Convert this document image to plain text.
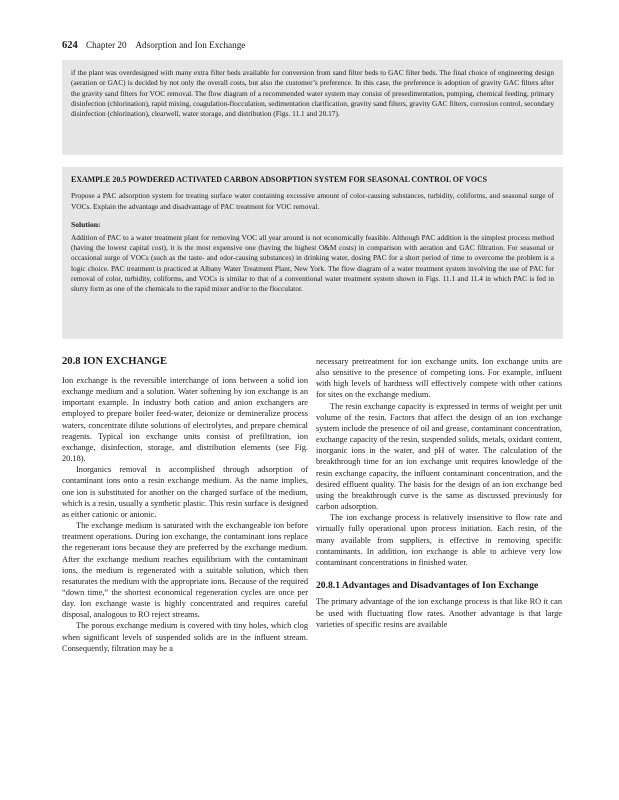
624 Chapter 20 Adsorption and Ion Exchange

if the plant was overdesigned with many extra filter beds available for conversion from sand filter beds to GAC filter beds. The final choice of engineering design (aeration or GAC) is decided by not only the overall costs, but also the customer’s preference. In this case, the preference is adoption of gravity GAC filters after the gravity sand filters for VOC removal. The flow diagram of a recommended water system may consist of presedimentation, pumping, chemical feeding, primary disinfection (chlorination), rapid mixing, coagulation-flocculation, sedimentation clarification, gravity sand filters, gravity GAC filters, corrosion control, secondary disinfection (chlorination), clearwell, water storage, and distribution (Figs. 11.1 and 20.17).

EXAMPLE 20.5 POWDERED ACTIVATED CARBON ADSORPTION SYSTEM FOR SEASONAL CONTROL OF VOCS

Propose a PAC adsorption system for treating surface water containing excessive amount of color-causing substances, turbidity, coliforms, and seasonal surge of VOCs. Explain the advantage and disadvantage of PAC treatment for VOC removal.

Solution:

Addition of PAC to a water treatment plant for removing VOC all year around is not economically feasible. Although PAC addition is the simplest process method (having the lowest capital cost), it is the most expensive one (having the highest O&M costs) in comparison with aeration and GAC filtration. For seasonal or occasional surge of VOCs (such as the taste- and odor-causing substances) in drinking water, dosing PAC for a short period of time to overcome the problem is a logic choice. PAC treatment is practiced at Albany Water Treatment Plant, New York. The flow diagram of a water treatment system involving the use of PAC for removal of color, turbidity, coliforms, and VOCs is similar to that of a conventional water treatment system shown in Figs. 11.1 and 11.4 in which PAC is fed in slurry form as one of the chemicals to the rapid mixer and/or to the flocculator.

20.8 ION EXCHANGE

Ion exchange is the reversible interchange of ions between a solid ion exchange medium and a solution. Water softening by ion exchange is an important example. In industry both cation and anion exchangers are employed to prepare boiler feed-water, deionize or demineralize process waters, concentrate dilute solutions of electrolytes, and prepare chemical reagents. Typical ion exchange units consist of prefiltration, ion exchange, disinfection, storage, and distribution elements (see Fig. 20.18).

Inorganics removal is accomplished through adsorption of contaminant ions onto a resin exchange medium. As the name implies, one ion is substituted for another on the charged surface of the medium, which is a resin, usually a synthetic plastic. This resin surface is designed as either cationic or anionic.

The exchange medium is saturated with the exchangeable ion before treatment operations. During ion exchange, the contaminant ions replace the regenerant ions because they are preferred by the exchange medium. After the exchange medium reaches equilibrium with the contaminant ions, the medium is regenerated with a suitable solution, which then resaturates the medium with the appropriate ions. Because of the required “down time,” the shortest economical regeneration cycles are once per day. Ion exchange waste is highly concentrated and requires careful disposal, analogous to RO reject streams.

The porous exchange medium is covered with tiny holes, which clog when significant levels of suspended solids are in the influent stream. Consequently, filtration may be a

necessary pretreatment for ion exchange units. Ion exchange units are also sensitive to the presence of competing ions. For example, influent with high levels of hardness will effectively compete with other cations for sites on the exchange medium.

The resin exchange capacity is expressed in terms of weight per unit volume of the resin. Factors that affect the design of an ion exchange system include the presence of oil and grease, contaminant concentration, exchange capacity of the resin, suspended solids, metals, oxidant content, inorganic ions in the water, and pH of water. The calculation of the breakthrough time for an ion exchange unit requires knowledge of the resin exchange capacity, the influent contaminant concentration, and the desired effluent quality. The basis for the design of an ion exchange bed using the breakthrough curve is the same as discussed previously for carbon adsorption.

The ion exchange process is relatively insensitive to flow rate and virtually fully operational upon process initiation. Each resin, of the many available from suppliers, is effective in removing specific contaminants. In addition, ion exchange is able to achieve very low contaminant concentrations in finished water.

20.8.1 Advantages and Disadvantages of Ion Exchange

The primary advantage of the ion exchange process is that like RO it can be used with fluctuating flow rates. Another advantage is that large varieties of specific resins are available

#### [Exercise goal]
Copy the data character for character, but drop all pictures from the copy.

#### [Written solution]
Convert this document image to plain text.
624 Chapter 20 Adsorption and Ion Exchange

if the plant was overdesigned with many extra filter beds available for conversion from sand filter beds to GAC filter beds. The final choice of engineering design (aeration or GAC) is decided by not only the overall costs, but also the customer’s preference. In this case, the preference is adoption of gravity GAC filters after the gravity sand filters for VOC removal. The flow diagram of a recommended water system may consist of presedimentation, pumping, chemical feeding, primary disinfection (chlorination), rapid mixing, coagulation-flocculation, sedimentation clarification, gravity sand filters, gravity GAC filters, corrosion control, secondary disinfection (chlorination), clearwell, water storage, and distribution (Figs. 11.1 and 20.17).

EXAMPLE 20.5 POWDERED ACTIVATED CARBON ADSORPTION SYSTEM FOR SEASONAL CONTROL OF VOCS

Propose a PAC adsorption system for treating surface water containing excessive amount of color-causing substances, turbidity, coliforms, and seasonal surge of VOCs. Explain the advantage and disadvantage of PAC treatment for VOC removal.

Solution:

Addition of PAC to a water treatment plant for removing VOC all year around is not economically feasible. Although PAC addition is the simplest process method (having the lowest capital cost), it is the most expensive one (having the highest O&M costs) in comparison with aeration and GAC filtration. For seasonal or occasional surge of VOCs (such as the taste- and odor-causing substances) in drinking water, dosing PAC for a short period of time to overcome the problem is a logic choice. PAC treatment is practiced at Albany Water Treatment Plant, New York. The flow diagram of a water treatment system involving the use of PAC for removal of color, turbidity, coliforms, and VOCs is similar to that of a conventional water treatment system shown in Figs. 11.1 and 11.4 in which PAC is fed in slurry form as one of the chemicals to the rapid mixer and/or to the flocculator.

20.8 ION EXCHANGE

Ion exchange is the reversible interchange of ions between a solid ion exchange medium and a solution. Water softening by ion exchange is an important example. In industry both cation and anion exchangers are employed to prepare boiler feed-water, deionize or demineralize process waters, concentrate dilute solutions of electrolytes, and prepare chemical reagents. Typical ion exchange units consist of prefiltration, ion exchange, disinfection, storage, and distribution elements (see Fig. 20.18).

Inorganics removal is accomplished through adsorption of contaminant ions onto a resin exchange medium. As the name implies, one ion is substituted for another on the charged surface of the medium, which is a resin, usually a synthetic plastic. This resin surface is designed as either cationic or anionic.

The exchange medium is saturated with the exchangeable ion before treatment operations. During ion exchange, the contaminant ions replace the regenerant ions because they are preferred by the exchange medium. After the exchange medium reaches equilibrium with the contaminant ions, the medium is regenerated with a suitable solution, which then resaturates the medium with the appropriate ions. Because of the required “down time,” the shortest economical regeneration cycles are once per day. Ion exchange waste is highly concentrated and requires careful disposal, analogous to RO reject streams.

The porous exchange medium is covered with tiny holes, which clog when significant levels of suspended solids are in the influent stream. Consequently, filtration may be a

necessary pretreatment for ion exchange units. Ion exchange units are also sensitive to the presence of competing ions. For example, influent with high levels of hardness will effectively compete with other cations for sites on the exchange medium.

The resin exchange capacity is expressed in terms of weight per unit volume of the resin. Factors that affect the design of an ion exchange system include the presence of oil and grease, contaminant concentration, exchange capacity of the resin, suspended solids, metals, oxidant content, inorganic ions in the water, and pH of water. The calculation of the breakthrough time for an ion exchange unit requires knowledge of the resin exchange capacity, the influent contaminant concentration, and the desired effluent quality. The basis for the design of an ion exchange bed using the breakthrough curve is the same as discussed previously for carbon adsorption.

The ion exchange process is relatively insensitive to flow rate and virtually fully operational upon process initiation. Each resin, of the many available from suppliers, is effective in removing specific contaminants. In addition, ion exchange is able to achieve very low contaminant concentrations in finished water.

20.8.1 Advantages and Disadvantages of Ion Exchange

The primary advantage of the ion exchange process is that like RO it can be used with fluctuating flow rates. Another advantage is that large varieties of specific resins are available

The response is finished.